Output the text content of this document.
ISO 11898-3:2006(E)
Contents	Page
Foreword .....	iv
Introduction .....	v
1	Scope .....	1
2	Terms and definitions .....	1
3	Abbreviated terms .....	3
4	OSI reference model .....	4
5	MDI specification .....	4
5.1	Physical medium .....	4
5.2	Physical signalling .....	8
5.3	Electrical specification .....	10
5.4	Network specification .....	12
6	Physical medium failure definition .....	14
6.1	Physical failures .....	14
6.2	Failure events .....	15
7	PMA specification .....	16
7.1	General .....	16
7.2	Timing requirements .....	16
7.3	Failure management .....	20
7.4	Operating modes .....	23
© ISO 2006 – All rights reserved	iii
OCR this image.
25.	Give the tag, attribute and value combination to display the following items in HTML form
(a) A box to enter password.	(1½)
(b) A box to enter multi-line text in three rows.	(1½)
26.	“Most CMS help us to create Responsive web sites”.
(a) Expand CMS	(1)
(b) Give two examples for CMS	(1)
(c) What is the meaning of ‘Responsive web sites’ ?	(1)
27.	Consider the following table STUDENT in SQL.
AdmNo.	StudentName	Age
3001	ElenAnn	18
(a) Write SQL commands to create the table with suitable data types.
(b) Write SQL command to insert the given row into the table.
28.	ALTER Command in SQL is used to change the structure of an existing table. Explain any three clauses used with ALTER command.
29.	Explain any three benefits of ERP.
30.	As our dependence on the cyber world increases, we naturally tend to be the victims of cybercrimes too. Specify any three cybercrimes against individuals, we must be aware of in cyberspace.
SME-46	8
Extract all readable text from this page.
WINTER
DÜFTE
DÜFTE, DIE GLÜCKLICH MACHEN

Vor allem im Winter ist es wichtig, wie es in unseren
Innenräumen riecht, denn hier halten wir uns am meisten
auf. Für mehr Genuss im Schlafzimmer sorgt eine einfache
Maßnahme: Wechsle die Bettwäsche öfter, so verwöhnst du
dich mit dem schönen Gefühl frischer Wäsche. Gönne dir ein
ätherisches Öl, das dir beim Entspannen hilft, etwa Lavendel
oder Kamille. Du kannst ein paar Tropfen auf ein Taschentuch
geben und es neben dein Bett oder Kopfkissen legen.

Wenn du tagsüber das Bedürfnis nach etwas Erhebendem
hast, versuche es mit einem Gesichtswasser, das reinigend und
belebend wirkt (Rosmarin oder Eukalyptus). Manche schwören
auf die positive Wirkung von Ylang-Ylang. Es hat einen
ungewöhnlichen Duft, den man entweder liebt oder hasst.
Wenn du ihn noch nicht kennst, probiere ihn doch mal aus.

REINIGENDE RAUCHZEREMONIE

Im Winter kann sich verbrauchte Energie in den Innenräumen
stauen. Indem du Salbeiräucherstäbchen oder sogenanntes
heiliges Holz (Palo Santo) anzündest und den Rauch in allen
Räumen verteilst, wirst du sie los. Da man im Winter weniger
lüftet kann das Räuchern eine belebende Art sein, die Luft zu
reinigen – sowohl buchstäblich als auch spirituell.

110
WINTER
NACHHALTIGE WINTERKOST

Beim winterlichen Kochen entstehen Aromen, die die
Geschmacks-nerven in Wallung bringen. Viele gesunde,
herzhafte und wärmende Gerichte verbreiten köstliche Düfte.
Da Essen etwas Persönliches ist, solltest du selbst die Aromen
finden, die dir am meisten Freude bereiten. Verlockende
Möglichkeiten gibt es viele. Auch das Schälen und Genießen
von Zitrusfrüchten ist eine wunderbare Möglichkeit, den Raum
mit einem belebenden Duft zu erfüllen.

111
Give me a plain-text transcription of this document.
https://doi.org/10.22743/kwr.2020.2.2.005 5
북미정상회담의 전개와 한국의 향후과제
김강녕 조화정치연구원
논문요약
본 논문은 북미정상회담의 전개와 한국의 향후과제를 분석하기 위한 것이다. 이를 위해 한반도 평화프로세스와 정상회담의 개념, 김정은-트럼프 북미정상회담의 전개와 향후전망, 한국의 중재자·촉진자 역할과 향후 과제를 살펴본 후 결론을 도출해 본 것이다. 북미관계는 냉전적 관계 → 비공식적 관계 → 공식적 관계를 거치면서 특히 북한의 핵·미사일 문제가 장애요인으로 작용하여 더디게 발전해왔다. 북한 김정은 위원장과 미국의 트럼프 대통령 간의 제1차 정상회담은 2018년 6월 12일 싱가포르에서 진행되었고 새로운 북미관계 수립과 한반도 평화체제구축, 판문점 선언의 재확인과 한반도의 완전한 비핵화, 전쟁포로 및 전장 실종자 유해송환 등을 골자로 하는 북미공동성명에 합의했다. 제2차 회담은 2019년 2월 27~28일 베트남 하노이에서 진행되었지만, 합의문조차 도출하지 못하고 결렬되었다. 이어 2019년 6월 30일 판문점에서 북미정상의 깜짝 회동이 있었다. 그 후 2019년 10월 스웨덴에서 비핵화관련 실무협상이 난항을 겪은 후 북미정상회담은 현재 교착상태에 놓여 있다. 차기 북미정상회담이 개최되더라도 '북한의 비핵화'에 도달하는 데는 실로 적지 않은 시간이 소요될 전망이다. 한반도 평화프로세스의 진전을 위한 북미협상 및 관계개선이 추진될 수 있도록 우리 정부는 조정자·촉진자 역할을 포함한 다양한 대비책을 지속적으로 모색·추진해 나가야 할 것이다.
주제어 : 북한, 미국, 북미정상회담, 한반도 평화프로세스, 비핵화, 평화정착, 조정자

__Exercise brief__
Make an exact copy of the records.

__Finished answer__
Output the text content of this document.
ISO 11898-3:2006(E)
Contents	Page
Foreword .....	iv
Introduction .....	v
1	Scope .....	1
2	Terms and definitions .....	1
3	Abbreviated terms .....	3
4	OSI reference model .....	4
5	MDI specification .....	4
5.1	Physical medium .....	4
5.2	Physical signalling .....	8
5.3	Electrical specification .....	10
5.4	Network specification .....	12
6	Physical medium failure definition .....	14
6.1	Physical failures .....	14
6.2	Failure events .....	15
7	PMA specification .....	16
7.1	General .....	16
7.2	Timing requirements .....	16
7.3	Failure management .....	20
7.4	Operating modes .....	23
© ISO 2006 – All rights reserved	iii
OCR this image.
25.	Give the tag, attribute and value combination to display the following items in HTML form
(a) A box to enter password.	(1½)
(b) A box to enter multi-line text in three rows.	(1½)
26.	“Most CMS help us to create Responsive web sites”.
(a) Expand CMS	(1)
(b) Give two examples for CMS	(1)
(c) What is the meaning of ‘Responsive web sites’ ?	(1)
27.	Consider the following table STUDENT in SQL.
AdmNo.	StudentName	Age
3001	ElenAnn	18
(a) Write SQL commands to create the table with suitable data types.
(b) Write SQL command to insert the given row into the table.
28.	ALTER Command in SQL is used to change the structure of an existing table. Explain any three clauses used with ALTER command.
29.	Explain any three benefits of ERP.
30.	As our dependence on the cyber world increases, we naturally tend to be the victims of cybercrimes too. Specify any three cybercrimes against individuals, we must be aware of in cyberspace.
SME-46	8
Extract all readable text from this page.
WINTER
DÜFTE
DÜFTE, DIE GLÜCKLICH MACHEN

Vor allem im Winter ist es wichtig, wie es in unseren
Innenräumen riecht, denn hier halten wir uns am meisten
auf. Für mehr Genuss im Schlafzimmer sorgt eine einfache
Maßnahme: Wechsle die Bettwäsche öfter, so verwöhnst du
dich mit dem schönen Gefühl frischer Wäsche. Gönne dir ein
ätherisches Öl, das dir beim Entspannen hilft, etwa Lavendel
oder Kamille. Du kannst ein paar Tropfen auf ein Taschentuch
geben und es neben dein Bett oder Kopfkissen legen.

Wenn du tagsüber das Bedürfnis nach etwas Erhebendem
hast, versuche es mit einem Gesichtswasser, das reinigend und
belebend wirkt (Rosmarin oder Eukalyptus). Manche schwören
auf die positive Wirkung von Ylang-Ylang. Es hat einen
ungewöhnlichen Duft, den man entweder liebt oder hasst.
Wenn du ihn noch nicht kennst, probiere ihn doch mal aus.

REINIGENDE RAUCHZEREMONIE

Im Winter kann sich verbrauchte Energie in den Innenräumen
stauen. Indem du Salbeiräucherstäbchen oder sogenanntes
heiliges Holz (Palo Santo) anzündest und den Rauch in allen
Räumen verteilst, wirst du sie los. Da man im Winter weniger
lüftet kann das Räuchern eine belebende Art sein, die Luft zu
reinigen – sowohl buchstäblich als auch spirituell.

110
WINTER
NACHHALTIGE WINTERKOST

Beim winterlichen Kochen entstehen Aromen, die die
Geschmacks-nerven in Wallung bringen. Viele gesunde,
herzhafte und wärmende Gerichte verbreiten köstliche Düfte.
Da Essen etwas Persönliches ist, solltest du selbst die Aromen
finden, die dir am meisten Freude bereiten. Verlockende
Möglichkeiten gibt es viele. Auch das Schälen und Genießen
von Zitrusfrüchten ist eine wunderbare Möglichkeit, den Raum
mit einem belebenden Duft zu erfüllen.

111
Give me a plain-text transcription of this document.
https://doi.org/10.22743/kwr.2020.2.2.005 5
북미정상회담의 전개와 한국의 향후과제
김강녕 조화정치연구원
논문요약
본 논문은 북미정상회담의 전개와 한국의 향후과제를 분석하기 위한 것이다. 이를 위해 한반도 평화프로세스와 정상회담의 개념, 김정은-트럼프 북미정상회담의 전개와 향후전망, 한국의 중재자·촉진자 역할과 향후 과제를 살펴본 후 결론을 도출해 본 것이다. 북미관계는 냉전적 관계 → 비공식적 관계 → 공식적 관계를 거치면서 특히 북한의 핵·미사일 문제가 장애요인으로 작용하여 더디게 발전해왔다. 북한 김정은 위원장과 미국의 트럼프 대통령 간의 제1차 정상회담은 2018년 6월 12일 싱가포르에서 진행되었고 새로운 북미관계 수립과 한반도 평화체제구축, 판문점 선언의 재확인과 한반도의 완전한 비핵화, 전쟁포로 및 전장 실종자 유해송환 등을 골자로 하는 북미공동성명에 합의했다. 제2차 회담은 2019년 2월 27~28일 베트남 하노이에서 진행되었지만, 합의문조차 도출하지 못하고 결렬되었다. 이어 2019년 6월 30일 판문점에서 북미정상의 깜짝 회동이 있었다. 그 후 2019년 10월 스웨덴에서 비핵화관련 실무협상이 난항을 겪은 후 북미정상회담은 현재 교착상태에 놓여 있다. 차기 북미정상회담이 개최되더라도 '북한의 비핵화'에 도달하는 데는 실로 적지 않은 시간이 소요될 전망이다. 한반도 평화프로세스의 진전을 위한 북미협상 및 관계개선이 추진될 수 있도록 우리 정부는 조정자·촉진자 역할을 포함한 다양한 대비책을 지속적으로 모색·추진해 나가야 할 것이다.
주제어 : 북한, 미국, 북미정상회담, 한반도 평화프로세스, 비핵화, 평화정착, 조정자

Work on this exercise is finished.